Task instructions:
From the entries below, please gather each line containing the string "BUND".

--- start ---

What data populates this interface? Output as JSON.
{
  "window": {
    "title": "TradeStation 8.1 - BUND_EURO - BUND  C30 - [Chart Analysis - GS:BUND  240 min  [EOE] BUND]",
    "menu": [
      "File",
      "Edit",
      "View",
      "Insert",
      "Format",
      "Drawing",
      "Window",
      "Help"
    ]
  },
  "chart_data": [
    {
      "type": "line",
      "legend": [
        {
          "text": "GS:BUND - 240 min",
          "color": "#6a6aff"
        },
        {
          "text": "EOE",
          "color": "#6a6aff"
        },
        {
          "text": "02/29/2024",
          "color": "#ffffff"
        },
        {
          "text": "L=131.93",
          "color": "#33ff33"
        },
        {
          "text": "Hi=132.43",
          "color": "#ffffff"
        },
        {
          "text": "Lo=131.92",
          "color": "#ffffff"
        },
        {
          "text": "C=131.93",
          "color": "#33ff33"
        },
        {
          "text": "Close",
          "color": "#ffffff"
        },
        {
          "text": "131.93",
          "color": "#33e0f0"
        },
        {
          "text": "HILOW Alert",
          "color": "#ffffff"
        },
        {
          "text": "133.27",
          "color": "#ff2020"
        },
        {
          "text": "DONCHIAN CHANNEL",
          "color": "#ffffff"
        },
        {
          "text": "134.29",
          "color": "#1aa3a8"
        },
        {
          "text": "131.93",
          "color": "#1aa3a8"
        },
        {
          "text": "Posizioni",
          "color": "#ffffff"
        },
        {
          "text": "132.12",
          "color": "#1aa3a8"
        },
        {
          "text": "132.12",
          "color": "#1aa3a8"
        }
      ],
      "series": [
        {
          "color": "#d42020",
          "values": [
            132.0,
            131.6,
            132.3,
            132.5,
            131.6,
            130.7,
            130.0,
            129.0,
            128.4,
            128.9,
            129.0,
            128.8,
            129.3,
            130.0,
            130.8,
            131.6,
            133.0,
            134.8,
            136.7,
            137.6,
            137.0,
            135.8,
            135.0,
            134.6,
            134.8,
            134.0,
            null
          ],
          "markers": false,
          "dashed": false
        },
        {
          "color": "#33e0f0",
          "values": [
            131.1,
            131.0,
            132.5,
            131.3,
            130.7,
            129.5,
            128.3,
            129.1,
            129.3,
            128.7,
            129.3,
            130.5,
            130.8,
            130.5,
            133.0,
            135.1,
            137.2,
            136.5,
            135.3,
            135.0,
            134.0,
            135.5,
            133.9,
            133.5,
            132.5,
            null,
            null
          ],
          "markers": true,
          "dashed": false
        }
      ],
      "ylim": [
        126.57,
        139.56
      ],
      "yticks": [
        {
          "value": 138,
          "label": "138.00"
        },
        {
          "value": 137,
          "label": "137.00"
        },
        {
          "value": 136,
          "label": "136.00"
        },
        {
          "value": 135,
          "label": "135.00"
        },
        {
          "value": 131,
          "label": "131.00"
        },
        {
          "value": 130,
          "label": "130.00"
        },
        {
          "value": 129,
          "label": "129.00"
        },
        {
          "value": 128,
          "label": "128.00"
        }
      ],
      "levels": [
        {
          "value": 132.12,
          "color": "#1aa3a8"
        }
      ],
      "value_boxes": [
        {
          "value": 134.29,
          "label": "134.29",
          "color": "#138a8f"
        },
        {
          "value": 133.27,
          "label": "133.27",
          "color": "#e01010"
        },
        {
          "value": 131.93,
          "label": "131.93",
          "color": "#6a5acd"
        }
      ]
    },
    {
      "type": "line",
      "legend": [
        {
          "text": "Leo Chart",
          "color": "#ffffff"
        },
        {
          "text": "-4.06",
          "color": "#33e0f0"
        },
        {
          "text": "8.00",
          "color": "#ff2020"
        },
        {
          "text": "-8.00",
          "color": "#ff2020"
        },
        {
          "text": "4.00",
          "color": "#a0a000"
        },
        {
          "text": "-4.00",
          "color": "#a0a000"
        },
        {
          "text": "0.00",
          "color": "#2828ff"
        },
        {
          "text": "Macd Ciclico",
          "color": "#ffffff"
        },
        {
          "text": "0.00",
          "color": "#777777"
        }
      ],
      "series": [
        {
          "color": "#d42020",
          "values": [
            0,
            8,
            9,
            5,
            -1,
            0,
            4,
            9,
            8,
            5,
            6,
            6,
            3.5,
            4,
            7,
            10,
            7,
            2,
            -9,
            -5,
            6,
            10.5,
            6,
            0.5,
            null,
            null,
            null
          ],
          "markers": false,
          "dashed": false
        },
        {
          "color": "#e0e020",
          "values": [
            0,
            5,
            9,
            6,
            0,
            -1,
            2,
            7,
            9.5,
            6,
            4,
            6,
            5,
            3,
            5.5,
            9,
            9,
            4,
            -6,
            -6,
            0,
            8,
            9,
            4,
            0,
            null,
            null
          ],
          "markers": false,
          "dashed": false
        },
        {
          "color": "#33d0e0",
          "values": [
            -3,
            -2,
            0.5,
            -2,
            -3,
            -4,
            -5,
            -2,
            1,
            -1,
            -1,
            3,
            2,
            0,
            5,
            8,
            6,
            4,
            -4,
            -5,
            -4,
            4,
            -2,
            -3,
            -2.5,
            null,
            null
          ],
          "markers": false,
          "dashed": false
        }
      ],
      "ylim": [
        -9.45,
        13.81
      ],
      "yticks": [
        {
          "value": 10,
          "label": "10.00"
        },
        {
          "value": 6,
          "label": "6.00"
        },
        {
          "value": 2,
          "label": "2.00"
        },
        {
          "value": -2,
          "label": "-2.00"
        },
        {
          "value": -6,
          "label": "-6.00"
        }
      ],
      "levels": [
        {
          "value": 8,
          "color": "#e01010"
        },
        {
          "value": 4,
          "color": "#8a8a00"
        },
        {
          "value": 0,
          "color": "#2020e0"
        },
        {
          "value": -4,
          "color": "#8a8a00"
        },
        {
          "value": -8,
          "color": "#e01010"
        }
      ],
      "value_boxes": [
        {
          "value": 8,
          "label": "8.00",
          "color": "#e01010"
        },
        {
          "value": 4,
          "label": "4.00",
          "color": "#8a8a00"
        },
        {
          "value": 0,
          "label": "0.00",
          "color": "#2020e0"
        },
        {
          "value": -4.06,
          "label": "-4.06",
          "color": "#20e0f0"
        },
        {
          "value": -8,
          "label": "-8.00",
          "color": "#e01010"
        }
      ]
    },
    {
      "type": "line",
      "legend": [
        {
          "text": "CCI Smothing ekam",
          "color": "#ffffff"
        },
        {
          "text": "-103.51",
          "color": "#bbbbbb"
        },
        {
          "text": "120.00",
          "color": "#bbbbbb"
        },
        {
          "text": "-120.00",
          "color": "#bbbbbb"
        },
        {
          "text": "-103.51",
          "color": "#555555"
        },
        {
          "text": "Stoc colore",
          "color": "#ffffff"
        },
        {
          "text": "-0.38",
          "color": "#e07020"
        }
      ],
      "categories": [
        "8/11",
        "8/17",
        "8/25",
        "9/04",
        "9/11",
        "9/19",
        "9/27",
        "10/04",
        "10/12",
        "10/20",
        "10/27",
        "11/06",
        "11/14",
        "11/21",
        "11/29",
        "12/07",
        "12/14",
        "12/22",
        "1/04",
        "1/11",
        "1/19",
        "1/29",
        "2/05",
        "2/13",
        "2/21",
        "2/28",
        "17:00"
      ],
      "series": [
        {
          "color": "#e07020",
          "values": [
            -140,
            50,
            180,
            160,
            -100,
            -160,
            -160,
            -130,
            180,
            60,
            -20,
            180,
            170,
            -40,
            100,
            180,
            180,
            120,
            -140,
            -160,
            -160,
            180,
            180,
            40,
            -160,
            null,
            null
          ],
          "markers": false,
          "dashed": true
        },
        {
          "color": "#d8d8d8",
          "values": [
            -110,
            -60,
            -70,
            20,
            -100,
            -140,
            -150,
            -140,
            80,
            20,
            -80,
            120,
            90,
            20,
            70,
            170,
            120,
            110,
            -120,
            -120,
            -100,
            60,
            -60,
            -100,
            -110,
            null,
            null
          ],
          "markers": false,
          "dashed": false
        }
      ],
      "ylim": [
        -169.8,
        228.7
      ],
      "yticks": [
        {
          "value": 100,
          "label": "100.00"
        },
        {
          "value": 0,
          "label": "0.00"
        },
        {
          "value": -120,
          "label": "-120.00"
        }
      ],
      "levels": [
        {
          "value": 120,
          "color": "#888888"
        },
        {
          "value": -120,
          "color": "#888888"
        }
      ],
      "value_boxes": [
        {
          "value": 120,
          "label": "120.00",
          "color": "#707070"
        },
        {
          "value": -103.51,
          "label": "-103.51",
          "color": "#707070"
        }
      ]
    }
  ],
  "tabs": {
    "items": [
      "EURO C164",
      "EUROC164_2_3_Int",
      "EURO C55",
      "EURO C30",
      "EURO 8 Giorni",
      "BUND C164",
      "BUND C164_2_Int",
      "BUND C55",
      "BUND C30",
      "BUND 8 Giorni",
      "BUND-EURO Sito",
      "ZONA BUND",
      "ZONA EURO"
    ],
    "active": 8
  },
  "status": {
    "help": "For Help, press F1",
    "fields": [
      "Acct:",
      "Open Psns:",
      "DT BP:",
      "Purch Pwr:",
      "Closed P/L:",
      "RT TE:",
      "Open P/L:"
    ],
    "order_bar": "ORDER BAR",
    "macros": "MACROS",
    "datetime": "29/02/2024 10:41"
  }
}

--- end ---

Answer to this exercise:
    "title": "TradeStation 8.1 - BUND_EURO - BUND  C30 - [Chart Analysis - GS:BUND  240 min  [EOE] BUND]",
          "text": "GS:BUND - 240 min",
      "BUND C164",
      "BUND C164_2_Int",
      "BUND C55",
      "BUND C30",
      "BUND 8 Giorni",
      "BUND-EURO Sito",
      "ZONA BUND",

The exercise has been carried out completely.